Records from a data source
====

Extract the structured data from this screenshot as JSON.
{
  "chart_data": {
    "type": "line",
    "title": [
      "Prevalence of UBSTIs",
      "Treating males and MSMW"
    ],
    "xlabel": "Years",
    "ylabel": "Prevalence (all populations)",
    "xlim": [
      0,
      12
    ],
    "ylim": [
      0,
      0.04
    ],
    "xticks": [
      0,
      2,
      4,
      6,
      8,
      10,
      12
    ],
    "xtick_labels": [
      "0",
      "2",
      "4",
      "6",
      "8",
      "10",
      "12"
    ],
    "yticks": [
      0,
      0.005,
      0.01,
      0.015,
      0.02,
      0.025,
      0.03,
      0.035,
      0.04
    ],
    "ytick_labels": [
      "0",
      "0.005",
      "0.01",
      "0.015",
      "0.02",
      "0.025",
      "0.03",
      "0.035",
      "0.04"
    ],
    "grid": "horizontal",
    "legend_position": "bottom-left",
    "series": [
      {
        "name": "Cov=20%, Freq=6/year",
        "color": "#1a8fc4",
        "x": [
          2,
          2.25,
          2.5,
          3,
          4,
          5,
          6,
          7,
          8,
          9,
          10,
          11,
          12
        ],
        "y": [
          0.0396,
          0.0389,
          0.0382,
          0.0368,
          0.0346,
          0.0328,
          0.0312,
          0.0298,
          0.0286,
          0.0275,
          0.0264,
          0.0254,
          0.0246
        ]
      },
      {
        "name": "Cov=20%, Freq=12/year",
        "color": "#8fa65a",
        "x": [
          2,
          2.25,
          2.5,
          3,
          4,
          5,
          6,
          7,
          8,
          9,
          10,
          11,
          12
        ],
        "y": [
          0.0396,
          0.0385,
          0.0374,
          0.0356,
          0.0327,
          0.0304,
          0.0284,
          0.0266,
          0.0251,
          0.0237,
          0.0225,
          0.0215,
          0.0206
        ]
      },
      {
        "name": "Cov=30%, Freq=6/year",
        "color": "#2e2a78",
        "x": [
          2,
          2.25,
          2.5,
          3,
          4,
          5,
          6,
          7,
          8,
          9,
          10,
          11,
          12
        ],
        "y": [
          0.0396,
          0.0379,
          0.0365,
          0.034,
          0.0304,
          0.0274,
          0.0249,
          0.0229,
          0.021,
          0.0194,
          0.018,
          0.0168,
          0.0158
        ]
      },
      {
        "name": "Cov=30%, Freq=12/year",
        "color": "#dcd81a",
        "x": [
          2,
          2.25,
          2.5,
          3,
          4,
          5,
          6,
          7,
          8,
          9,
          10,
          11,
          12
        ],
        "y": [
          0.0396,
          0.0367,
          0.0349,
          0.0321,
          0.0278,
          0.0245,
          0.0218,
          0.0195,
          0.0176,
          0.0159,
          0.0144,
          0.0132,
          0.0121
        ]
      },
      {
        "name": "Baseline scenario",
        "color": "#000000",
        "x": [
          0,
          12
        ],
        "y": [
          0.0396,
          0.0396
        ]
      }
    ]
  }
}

====

Which lines hold the word "color"? Copy all of them.

__Answer__.
        "color": "#1a8fc4",
        "color": "#8fa65a",
        "color": "#2e2a78",
        "color": "#dcd81a",
        "color": "#000000",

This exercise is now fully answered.